Archive for October, 2008

14
Oct
08

Life. Simply Put in words

Life is different for everybody, life can also be the same for everybody. I guess you can correct me if I’m wrong cuz I love to be corrected (in a justified way).  The reason why I’m even writing this is because I’ve been fighting with life, (DUH, everybody is) but I’m not getting through it as easy as some might be.  

It’s funny how human nature can be so predictable. You want things you can’t get, you don’t want the things you have.  When you realize what you had is what you truly want, by then it is already too late.  Some understand this, alot don’t.  For the people that disagrees with me, here’s a warning; YOU’VE BEEN WARNED. 

Cherish what you have, before you lose it all.  If you’re lucky, you might be able to get it back, but don’t expect it to happen to everybody.  

Life is tough, it always will be, and it will get tougher as time passes.  What can you do about it? It is super important to keep an open perspective over everything but it is of course easier said then done.  That’s why friends and family is so important to be there to keep you on check.  The ones that can do it on their own, I give you my respect.  That is a tough feat, for anybody to do.  

 

How do you juggle so many things at once when times are crucial? School, work, friends, family, love relationships, agreements, personal hobbies, personal goals, and etc.  It’s hard to keep a good overall balance for everything, and when one can learn that, it makes life so much easier.  That’s what I have trouble doing, balancing everything out.  I THOUGHT I can but it’s pretty damn difficult.  Life throws you so many fastballs and curve balls that you get confused, which one will give you a homerun…

In my current state, I am seriously in a tough position.  Alot of people don’t see it but that’s because I’ve learned to hide it very well.  Why bother YOU with my problems? They’re not yours, why would give a bloody damn about my problems?  I learned that the hardway, thinking that if I give you my 100%, I’ll get your 100% in return.  Well guess what? The road never goes both ways. If it does, consider yourself fortunate.  

If no one reads this, I can careless, I think the reason why I’m even writing this to make sure my English doesn’t get any worse than it already has. I’m a college drop out and I’m pretty proud of it and I have to make sure I don’t allow myself to become worse. Did that even make any sense? Fuck me.

_Short problem a_:
Retype the listing lines from the line with "part-number-search-input[interactable]: Find ." up to and including the line with "browser-profile[interactable] [860,3,950,12]".

Element and region data
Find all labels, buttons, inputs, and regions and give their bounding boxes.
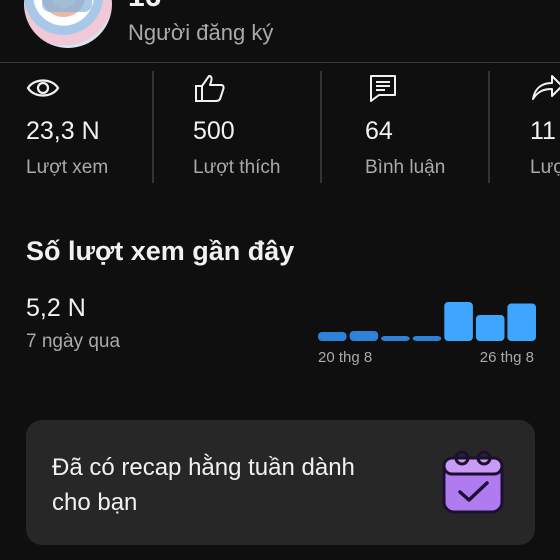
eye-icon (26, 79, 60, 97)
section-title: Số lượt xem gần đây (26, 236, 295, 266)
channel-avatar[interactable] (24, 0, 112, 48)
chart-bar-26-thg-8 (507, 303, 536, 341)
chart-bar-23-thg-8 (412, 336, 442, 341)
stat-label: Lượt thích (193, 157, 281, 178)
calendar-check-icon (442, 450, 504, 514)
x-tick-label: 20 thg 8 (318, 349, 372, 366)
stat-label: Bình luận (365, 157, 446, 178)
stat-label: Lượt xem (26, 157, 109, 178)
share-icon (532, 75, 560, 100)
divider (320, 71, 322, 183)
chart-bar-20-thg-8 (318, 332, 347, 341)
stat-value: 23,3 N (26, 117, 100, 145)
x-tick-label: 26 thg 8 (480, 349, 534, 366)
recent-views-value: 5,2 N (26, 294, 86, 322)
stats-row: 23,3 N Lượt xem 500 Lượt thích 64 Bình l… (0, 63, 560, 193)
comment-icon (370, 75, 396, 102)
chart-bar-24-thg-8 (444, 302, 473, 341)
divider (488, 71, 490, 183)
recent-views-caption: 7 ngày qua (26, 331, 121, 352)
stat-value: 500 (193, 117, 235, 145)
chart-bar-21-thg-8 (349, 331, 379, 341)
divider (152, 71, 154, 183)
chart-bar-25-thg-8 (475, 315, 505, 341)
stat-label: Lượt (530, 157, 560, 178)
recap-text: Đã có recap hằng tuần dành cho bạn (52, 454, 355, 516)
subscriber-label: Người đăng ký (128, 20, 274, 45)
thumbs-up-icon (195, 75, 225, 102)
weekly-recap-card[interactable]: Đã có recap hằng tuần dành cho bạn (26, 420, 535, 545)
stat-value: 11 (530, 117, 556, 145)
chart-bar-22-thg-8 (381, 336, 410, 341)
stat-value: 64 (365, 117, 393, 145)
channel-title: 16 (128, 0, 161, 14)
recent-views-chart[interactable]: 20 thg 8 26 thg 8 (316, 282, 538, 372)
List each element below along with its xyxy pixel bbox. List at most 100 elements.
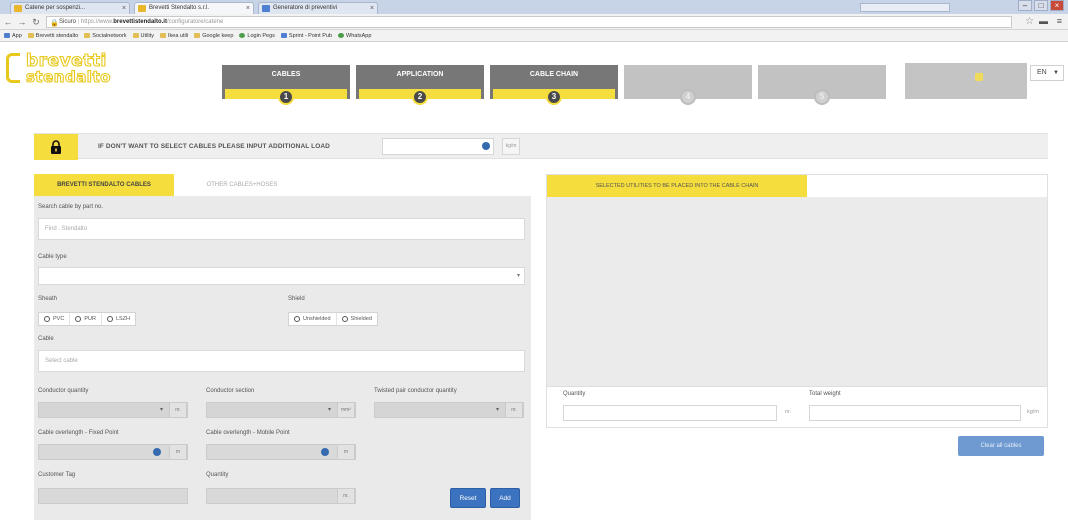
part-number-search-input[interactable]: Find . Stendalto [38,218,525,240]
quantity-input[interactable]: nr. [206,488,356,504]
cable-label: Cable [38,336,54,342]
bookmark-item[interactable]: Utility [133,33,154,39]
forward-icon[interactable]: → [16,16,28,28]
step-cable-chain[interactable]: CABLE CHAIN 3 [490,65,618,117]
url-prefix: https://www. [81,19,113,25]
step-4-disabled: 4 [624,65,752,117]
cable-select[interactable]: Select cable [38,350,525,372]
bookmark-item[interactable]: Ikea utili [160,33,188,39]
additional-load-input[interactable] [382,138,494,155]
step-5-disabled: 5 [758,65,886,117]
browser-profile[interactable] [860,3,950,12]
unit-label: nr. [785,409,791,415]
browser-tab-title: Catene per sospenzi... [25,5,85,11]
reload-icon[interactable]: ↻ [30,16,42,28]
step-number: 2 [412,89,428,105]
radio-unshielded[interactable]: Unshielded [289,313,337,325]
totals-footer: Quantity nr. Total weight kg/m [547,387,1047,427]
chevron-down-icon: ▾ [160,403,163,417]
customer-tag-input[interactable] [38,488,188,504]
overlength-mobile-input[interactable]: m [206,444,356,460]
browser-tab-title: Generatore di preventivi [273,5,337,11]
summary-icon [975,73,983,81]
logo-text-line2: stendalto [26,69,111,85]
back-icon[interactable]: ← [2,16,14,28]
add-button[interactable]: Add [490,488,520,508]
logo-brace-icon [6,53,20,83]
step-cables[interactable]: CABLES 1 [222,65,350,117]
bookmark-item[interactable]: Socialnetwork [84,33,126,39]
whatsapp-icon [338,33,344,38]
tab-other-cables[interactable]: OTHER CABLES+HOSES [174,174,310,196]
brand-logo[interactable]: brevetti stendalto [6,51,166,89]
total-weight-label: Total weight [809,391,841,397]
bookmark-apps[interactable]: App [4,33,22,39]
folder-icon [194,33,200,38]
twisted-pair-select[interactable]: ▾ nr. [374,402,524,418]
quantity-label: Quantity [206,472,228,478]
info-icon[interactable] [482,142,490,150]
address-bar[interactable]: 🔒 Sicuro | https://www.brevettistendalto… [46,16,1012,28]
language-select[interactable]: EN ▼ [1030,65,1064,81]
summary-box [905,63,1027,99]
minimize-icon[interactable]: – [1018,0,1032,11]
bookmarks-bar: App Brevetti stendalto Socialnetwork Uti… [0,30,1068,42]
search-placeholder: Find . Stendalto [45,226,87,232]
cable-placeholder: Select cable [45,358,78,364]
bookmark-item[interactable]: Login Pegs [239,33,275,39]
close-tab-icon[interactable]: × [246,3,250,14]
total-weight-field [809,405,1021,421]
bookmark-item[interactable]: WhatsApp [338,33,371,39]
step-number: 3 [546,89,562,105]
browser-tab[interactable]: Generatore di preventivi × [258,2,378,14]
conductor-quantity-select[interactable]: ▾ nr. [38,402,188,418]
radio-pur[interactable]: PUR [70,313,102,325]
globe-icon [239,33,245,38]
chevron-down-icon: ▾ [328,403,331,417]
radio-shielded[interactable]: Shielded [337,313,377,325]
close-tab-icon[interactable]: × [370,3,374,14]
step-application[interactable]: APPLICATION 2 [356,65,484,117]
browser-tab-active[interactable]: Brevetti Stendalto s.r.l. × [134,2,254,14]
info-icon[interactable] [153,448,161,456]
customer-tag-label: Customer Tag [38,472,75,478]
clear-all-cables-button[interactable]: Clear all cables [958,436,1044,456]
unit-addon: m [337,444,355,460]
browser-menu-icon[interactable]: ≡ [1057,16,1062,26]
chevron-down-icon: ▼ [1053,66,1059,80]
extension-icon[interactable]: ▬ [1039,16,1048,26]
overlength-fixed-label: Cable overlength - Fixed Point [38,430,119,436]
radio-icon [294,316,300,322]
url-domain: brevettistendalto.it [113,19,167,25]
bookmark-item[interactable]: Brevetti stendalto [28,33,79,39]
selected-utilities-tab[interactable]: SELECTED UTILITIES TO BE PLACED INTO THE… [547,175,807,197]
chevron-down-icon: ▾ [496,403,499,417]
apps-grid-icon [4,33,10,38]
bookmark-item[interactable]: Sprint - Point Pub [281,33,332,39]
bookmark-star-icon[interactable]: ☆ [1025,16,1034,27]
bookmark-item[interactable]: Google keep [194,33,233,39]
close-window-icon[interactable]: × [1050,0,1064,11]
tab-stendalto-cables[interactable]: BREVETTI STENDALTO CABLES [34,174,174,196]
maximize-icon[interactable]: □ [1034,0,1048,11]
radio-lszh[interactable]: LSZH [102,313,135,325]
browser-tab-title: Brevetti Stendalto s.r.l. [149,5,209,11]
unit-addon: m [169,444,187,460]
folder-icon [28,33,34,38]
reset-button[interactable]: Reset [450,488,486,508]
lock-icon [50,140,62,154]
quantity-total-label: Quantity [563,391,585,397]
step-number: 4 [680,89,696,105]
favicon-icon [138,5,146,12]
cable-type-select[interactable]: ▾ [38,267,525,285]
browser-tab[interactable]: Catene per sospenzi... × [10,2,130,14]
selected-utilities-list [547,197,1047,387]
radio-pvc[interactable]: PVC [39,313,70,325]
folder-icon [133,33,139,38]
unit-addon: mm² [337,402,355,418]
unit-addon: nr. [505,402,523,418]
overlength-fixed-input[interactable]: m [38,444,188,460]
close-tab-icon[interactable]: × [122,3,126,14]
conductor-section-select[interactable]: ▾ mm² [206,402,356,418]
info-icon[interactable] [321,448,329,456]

==

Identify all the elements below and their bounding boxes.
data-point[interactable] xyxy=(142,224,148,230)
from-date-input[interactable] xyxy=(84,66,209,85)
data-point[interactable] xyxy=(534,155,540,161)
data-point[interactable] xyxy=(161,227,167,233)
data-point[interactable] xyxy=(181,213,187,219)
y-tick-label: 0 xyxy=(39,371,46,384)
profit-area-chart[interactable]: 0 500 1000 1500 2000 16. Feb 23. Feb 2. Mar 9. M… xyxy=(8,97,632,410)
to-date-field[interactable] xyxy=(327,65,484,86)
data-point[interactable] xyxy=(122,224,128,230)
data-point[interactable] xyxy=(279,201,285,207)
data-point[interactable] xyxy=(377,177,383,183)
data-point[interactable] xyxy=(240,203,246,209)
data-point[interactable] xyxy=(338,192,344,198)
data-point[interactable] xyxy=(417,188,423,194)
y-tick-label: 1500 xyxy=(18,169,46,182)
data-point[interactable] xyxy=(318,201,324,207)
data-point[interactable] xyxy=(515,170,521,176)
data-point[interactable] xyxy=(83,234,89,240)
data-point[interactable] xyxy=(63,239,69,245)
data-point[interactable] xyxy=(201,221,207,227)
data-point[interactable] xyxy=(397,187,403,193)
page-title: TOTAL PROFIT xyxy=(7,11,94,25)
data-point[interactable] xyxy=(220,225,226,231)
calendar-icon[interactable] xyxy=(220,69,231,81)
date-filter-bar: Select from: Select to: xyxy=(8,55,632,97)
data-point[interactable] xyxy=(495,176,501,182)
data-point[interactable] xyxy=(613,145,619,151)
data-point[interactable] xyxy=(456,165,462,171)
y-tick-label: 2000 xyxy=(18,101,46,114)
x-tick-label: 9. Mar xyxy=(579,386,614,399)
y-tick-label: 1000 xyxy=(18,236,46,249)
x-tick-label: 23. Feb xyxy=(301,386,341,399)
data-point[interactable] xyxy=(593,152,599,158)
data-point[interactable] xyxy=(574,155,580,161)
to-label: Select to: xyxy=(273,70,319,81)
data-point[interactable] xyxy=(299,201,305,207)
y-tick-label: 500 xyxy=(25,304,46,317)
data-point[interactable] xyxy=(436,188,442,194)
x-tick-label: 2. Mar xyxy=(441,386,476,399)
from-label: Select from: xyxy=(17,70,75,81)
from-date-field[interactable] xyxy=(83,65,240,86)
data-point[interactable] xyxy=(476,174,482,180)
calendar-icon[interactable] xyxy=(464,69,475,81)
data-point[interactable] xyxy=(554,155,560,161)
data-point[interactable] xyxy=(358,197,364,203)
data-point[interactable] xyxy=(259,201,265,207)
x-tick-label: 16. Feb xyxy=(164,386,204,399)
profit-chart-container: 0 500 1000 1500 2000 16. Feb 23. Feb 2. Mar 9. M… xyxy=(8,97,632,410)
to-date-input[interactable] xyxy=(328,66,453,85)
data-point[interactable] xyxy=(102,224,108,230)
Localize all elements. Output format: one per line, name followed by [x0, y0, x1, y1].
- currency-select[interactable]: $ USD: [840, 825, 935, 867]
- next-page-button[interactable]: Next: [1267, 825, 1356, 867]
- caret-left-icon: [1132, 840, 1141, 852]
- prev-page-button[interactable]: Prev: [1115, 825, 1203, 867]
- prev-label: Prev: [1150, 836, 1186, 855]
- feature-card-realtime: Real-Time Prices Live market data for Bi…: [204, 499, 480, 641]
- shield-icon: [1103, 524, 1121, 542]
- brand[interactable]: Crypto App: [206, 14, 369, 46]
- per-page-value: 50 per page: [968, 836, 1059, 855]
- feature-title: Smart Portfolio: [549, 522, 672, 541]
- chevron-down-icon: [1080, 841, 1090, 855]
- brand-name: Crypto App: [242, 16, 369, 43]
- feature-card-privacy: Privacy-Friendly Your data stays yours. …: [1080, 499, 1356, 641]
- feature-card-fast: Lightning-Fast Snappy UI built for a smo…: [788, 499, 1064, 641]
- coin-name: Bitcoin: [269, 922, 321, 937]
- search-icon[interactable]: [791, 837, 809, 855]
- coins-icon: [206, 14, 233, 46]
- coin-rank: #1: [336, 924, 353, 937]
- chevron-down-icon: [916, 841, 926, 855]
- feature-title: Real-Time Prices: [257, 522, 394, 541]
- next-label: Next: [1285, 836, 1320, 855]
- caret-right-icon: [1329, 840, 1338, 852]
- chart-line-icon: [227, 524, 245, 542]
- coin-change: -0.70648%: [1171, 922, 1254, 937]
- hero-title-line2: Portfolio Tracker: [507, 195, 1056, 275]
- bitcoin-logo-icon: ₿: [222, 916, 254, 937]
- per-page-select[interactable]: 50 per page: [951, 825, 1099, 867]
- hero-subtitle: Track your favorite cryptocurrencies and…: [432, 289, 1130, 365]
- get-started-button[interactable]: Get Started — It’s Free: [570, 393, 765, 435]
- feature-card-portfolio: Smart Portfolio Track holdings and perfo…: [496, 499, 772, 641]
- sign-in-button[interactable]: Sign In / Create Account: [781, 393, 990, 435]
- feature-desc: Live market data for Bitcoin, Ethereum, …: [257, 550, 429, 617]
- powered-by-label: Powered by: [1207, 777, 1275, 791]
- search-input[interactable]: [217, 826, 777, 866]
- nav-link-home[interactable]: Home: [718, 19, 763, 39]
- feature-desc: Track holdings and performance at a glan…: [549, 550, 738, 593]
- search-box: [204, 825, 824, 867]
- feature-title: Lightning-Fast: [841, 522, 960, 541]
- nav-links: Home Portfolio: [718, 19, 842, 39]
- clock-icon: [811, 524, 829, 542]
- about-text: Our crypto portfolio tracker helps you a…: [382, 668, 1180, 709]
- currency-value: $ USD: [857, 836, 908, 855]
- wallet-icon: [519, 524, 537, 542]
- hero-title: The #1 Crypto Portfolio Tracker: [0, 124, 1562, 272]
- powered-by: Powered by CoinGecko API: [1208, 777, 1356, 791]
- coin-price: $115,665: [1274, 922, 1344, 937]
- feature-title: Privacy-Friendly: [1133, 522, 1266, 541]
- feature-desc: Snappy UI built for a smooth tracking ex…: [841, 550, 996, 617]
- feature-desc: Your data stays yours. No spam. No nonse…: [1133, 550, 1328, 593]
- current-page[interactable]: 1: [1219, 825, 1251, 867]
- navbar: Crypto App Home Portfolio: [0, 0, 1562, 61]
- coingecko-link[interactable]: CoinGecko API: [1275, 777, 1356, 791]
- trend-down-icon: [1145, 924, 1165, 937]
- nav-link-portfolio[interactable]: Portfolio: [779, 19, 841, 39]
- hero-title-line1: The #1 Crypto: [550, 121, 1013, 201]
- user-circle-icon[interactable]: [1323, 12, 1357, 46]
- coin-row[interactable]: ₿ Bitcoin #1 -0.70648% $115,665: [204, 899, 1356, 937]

_Short problem b_:
Echo the post about life from "Archive for October, 2008" up to and including "happen to everybody.".

_Written reply a_:
part-number-search-input[interactable]: Find . Stendalto [38,218,525,240]
quantity-input[interactable]: nr. [206,488,356,504]
cable-label: Cable [38,336,54,342]
bookmark-item[interactable]: Utility [133,33,154,39]
forward-icon[interactable]: → [16,16,28,28]
step-cable-chain[interactable]: CABLE CHAIN 3 [490,65,618,117]
url-prefix: https://www. [81,19,113,25]
step-4-disabled: 4 [624,65,752,117]
cable-select[interactable]: Select cable [38,350,525,372]
bookmark-item[interactable]: Ikea utili [160,33,188,39]
additional-load-input[interactable] [382,138,494,155]
step-5-disabled: 5 [758,65,886,117]
browser-profile[interactable] [860,3,950,12]

_Written reply b_:
Archive for October, 2008

14
Oct
08

Life. Simply Put in words

Life is different for everybody, life can also be the same for everybody. I guess you can correct me if I’m wrong cuz I love to be corrected (in a justified way).  The reason why I’m even writing this is because I’ve been fighting with life, (DUH, everybody is) but I’m not getting through it as easy as some might be.  

It’s funny how human nature can be so predictable. You want things you can’t get, you don’t want the things you have.  When you realize what you had is what you truly want, by then it is already too late.  Some understand this, alot don’t.  For the people that disagrees with me, here’s a warning; YOU’VE BEEN WARNED. 

Cherish what you have, before you lose it all.  If you’re lucky, you might be able to get it back, but don’t expect it to happen to everybody.